◆ Tarea solicitada ◆
Copie sin alteración alguna las líneas que van desde el comienzo de los registros hasta la línea que contiene "header-cell xyxy=(560,172,610,214)", ambos extremos incluidos.

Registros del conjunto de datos
--

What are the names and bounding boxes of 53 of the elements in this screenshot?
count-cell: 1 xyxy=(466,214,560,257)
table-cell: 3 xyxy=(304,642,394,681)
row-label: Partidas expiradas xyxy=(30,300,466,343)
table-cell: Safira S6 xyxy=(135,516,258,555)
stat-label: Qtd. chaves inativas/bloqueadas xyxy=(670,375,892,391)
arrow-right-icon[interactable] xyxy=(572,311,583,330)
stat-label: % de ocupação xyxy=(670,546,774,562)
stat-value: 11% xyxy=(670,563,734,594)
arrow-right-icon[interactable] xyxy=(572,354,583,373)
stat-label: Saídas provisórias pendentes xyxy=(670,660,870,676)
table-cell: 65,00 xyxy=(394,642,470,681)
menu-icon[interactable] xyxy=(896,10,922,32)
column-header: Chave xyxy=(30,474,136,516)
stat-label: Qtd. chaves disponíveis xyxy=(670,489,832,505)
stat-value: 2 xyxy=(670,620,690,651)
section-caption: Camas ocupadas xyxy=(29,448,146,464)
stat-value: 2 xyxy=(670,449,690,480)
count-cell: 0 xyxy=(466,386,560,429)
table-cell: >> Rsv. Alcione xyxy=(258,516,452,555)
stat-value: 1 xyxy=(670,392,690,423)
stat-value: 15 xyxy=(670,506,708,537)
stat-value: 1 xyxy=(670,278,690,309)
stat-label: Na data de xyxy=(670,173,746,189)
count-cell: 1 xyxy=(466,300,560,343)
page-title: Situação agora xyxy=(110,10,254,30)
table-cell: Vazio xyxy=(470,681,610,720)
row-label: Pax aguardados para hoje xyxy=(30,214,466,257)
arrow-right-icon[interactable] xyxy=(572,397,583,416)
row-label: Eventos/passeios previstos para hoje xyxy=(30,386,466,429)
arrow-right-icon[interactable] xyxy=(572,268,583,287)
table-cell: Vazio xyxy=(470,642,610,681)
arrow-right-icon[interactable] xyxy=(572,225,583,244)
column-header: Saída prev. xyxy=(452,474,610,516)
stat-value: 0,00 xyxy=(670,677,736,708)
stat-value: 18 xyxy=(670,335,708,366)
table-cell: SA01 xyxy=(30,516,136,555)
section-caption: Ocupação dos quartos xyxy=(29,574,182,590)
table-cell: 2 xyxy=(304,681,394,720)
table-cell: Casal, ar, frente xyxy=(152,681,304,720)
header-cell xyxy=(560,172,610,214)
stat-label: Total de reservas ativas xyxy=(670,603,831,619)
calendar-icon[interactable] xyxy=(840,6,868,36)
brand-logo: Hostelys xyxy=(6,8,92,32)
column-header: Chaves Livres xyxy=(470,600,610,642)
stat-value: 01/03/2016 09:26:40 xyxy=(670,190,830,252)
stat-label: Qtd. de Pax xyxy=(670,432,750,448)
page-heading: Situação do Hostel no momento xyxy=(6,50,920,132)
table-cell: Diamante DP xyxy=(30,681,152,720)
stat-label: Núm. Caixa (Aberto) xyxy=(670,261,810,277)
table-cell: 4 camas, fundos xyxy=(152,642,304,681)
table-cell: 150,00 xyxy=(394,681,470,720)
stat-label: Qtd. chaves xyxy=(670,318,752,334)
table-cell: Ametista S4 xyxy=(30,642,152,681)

--

◆ Resultado de la tarea ◆
What are the names and bounding boxes of 53 of the elements in this screenshot?
count-cell: 1 xyxy=(466,214,560,257)
table-cell: 3 xyxy=(304,642,394,681)
row-label: Partidas expiradas xyxy=(30,300,466,343)
table-cell: Safira S6 xyxy=(135,516,258,555)
stat-label: Qtd. chaves inativas/bloqueadas xyxy=(670,375,892,391)
arrow-right-icon[interactable] xyxy=(572,311,583,330)
stat-label: % de ocupação xyxy=(670,546,774,562)
stat-value: 11% xyxy=(670,563,734,594)
arrow-right-icon[interactable] xyxy=(572,354,583,373)
stat-label: Saídas provisórias pendentes xyxy=(670,660,870,676)
table-cell: 65,00 xyxy=(394,642,470,681)
menu-icon[interactable] xyxy=(896,10,922,32)
column-header: Chave xyxy=(30,474,136,516)
stat-label: Qtd. chaves disponíveis xyxy=(670,489,832,505)
stat-value: 2 xyxy=(670,620,690,651)
section-caption: Camas ocupadas xyxy=(29,448,146,464)
stat-value: 2 xyxy=(670,449,690,480)
count-cell: 0 xyxy=(466,386,560,429)
table-cell: >> Rsv. Alcione xyxy=(258,516,452,555)
stat-value: 1 xyxy=(670,392,690,423)
stat-value: 15 xyxy=(670,506,708,537)
stat-value: 1 xyxy=(670,278,690,309)
stat-label: Na data de xyxy=(670,173,746,189)
count-cell: 1 xyxy=(466,300,560,343)
page-title: Situação agora xyxy=(110,10,254,30)
table-cell: Vazio xyxy=(470,681,610,720)
row-label: Pax aguardados para hoje xyxy=(30,214,466,257)
arrow-right-icon[interactable] xyxy=(572,397,583,416)
row-label: Eventos/passeios previstos para hoje xyxy=(30,386,466,429)
arrow-right-icon[interactable] xyxy=(572,268,583,287)
table-cell: Vazio xyxy=(470,642,610,681)
arrow-right-icon[interactable] xyxy=(572,225,583,244)
column-header: Saída prev. xyxy=(452,474,610,516)
stat-value: 0,00 xyxy=(670,677,736,708)
stat-value: 18 xyxy=(670,335,708,366)
table-cell: SA01 xyxy=(30,516,136,555)
section-caption: Ocupação dos quartos xyxy=(29,574,182,590)
table-cell: 2 xyxy=(304,681,394,720)
table-cell: Casal, ar, frente xyxy=(152,681,304,720)
header-cell xyxy=(560,172,610,214)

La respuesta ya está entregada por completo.